* _Stated goal_
Everything from the line containing "Parse this chart and return its data as JSON." down to the last line of the entries below must be transcribed exactly, and nothing else.

* _Listing_
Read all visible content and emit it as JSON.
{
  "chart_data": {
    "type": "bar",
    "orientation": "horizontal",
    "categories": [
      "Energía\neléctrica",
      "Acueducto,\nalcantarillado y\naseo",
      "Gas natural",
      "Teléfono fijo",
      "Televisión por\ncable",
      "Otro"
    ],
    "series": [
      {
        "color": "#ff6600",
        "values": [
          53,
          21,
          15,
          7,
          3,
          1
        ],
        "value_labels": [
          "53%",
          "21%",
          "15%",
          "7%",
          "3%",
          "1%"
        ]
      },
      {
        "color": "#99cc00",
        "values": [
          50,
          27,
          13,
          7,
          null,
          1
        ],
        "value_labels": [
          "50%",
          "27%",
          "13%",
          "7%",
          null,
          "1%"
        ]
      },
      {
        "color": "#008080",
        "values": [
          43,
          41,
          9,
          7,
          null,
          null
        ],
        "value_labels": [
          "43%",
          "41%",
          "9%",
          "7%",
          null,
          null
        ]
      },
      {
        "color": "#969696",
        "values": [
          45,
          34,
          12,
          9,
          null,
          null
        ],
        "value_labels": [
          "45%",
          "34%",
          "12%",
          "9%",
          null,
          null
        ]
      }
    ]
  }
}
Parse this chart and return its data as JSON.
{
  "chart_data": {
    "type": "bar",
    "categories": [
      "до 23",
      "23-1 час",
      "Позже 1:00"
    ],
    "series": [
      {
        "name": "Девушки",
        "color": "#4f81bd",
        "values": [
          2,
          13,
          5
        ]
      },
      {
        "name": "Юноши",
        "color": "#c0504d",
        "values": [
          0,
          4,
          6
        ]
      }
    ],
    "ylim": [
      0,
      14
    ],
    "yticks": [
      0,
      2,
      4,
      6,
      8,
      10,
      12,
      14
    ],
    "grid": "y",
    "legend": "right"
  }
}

* _Task solution_
Parse this chart and return its data as JSON.
{
  "chart_data": {
    "type": "bar",
    "categories": [
      "до 23",
      "23-1 час",
      "Позже 1:00"
    ],
    "series": [
      {
        "name": "Девушки",
        "color": "#4f81bd",
        "values": [
          2,
          13,
          5
        ]
      },
      {
        "name": "Юноши",
        "color": "#c0504d",
        "values": [
          0,
          4,
          6
        ]
      }
    ],
    "ylim": [
      0,
      14
    ],
    "yticks": [
      0,
      2,
      4,
      6,
      8,
      10,
      12,
      14
    ],
    "grid": "y",
    "legend": "right"
  }
}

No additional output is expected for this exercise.